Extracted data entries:
↓↓↓

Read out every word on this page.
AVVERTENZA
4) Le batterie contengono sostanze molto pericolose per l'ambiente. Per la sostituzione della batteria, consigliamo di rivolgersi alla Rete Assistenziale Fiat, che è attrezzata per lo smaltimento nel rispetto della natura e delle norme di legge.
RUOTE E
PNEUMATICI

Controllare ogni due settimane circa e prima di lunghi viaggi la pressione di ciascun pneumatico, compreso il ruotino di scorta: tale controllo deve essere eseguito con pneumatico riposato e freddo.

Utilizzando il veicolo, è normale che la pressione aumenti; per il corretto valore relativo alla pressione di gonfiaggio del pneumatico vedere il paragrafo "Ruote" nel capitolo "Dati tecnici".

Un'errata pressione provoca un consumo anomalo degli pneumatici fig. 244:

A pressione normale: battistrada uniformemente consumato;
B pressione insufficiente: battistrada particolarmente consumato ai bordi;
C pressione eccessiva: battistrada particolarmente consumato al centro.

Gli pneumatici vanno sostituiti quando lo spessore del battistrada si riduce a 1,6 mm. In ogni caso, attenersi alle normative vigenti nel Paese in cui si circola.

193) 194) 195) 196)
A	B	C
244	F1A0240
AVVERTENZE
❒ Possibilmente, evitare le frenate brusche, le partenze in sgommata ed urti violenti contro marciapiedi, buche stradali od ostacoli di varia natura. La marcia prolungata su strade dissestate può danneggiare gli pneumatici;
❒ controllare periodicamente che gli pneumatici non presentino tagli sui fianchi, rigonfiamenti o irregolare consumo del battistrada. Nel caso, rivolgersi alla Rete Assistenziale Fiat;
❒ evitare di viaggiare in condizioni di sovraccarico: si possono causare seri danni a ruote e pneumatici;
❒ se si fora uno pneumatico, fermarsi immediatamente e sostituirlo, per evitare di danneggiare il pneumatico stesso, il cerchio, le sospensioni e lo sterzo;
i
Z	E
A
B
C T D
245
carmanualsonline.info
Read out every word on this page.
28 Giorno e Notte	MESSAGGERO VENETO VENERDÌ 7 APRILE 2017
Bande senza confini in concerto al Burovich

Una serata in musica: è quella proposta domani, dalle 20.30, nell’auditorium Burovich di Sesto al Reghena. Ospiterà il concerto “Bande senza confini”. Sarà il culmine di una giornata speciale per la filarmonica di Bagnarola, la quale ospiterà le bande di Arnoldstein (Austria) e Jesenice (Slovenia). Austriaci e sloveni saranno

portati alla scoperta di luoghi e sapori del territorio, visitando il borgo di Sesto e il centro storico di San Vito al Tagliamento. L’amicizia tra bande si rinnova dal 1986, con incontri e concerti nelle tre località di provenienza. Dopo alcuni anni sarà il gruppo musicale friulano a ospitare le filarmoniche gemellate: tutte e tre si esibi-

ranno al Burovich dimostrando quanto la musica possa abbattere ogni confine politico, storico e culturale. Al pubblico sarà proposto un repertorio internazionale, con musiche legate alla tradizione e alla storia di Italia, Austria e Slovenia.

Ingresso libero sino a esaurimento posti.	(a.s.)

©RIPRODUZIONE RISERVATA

↑↑↑

Show every line above in which the word "centro" occurs.

C pressione eccessiva: battistrada particolarmente consumato al centro.
portati alla scoperta di luoghi e sapori del territorio, visitando il borgo di Sesto e il centro storico di San Vito al Tagliamento. L’amicizia tra bande si rinnova dal 1986, con incontri e concerti nelle tre località di provenienza. Dopo alcuni anni sarà il gruppo musicale friulano a ospitare le filarmoniche gemellate: tutte e tre si esibi-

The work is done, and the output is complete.